## Begin Working data

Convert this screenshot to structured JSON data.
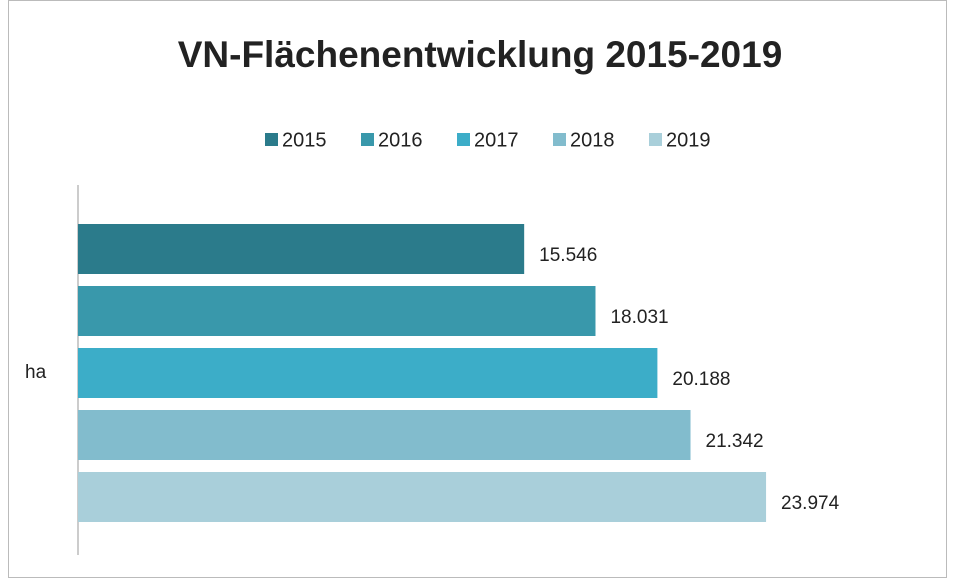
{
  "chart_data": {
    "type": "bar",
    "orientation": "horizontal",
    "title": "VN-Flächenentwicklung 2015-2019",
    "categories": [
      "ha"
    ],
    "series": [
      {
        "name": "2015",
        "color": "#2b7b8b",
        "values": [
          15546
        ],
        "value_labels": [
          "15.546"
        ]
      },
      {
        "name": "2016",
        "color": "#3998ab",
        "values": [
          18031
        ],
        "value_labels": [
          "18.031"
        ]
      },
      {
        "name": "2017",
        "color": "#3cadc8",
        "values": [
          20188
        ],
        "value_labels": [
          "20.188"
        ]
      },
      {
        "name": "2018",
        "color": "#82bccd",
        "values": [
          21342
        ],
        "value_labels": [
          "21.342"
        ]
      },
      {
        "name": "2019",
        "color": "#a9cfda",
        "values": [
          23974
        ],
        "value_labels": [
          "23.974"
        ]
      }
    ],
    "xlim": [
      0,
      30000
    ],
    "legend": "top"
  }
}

## End Working data

Problem to solve.
Leave out the pictures and restate everything else word for word.

Task solution.
Convert this screenshot to structured JSON data.
{
  "chart_data": {
    "type": "bar",
    "orientation": "horizontal",
    "title": "VN-Flächenentwicklung 2015-2019",
    "categories": [
      "ha"
    ],
    "series": [
      {
        "name": "2015",
        "color": "#2b7b8b",
        "values": [
          15546
        ],
        "value_labels": [
          "15.546"
        ]
      },
      {
        "name": "2016",
        "color": "#3998ab",
        "values": [
          18031
        ],
        "value_labels": [
          "18.031"
        ]
      },
      {
        "name": "2017",
        "color": "#3cadc8",
        "values": [
          20188
        ],
        "value_labels": [
          "20.188"
        ]
      },
      {
        "name": "2018",
        "color": "#82bccd",
        "values": [
          21342
        ],
        "value_labels": [
          "21.342"
        ]
      },
      {
        "name": "2019",
        "color": "#a9cfda",
        "values": [
          23974
        ],
        "value_labels": [
          "23.974"
        ]
      }
    ],
    "xlim": [
      0,
      30000
    ],
    "legend": "top"
  }
}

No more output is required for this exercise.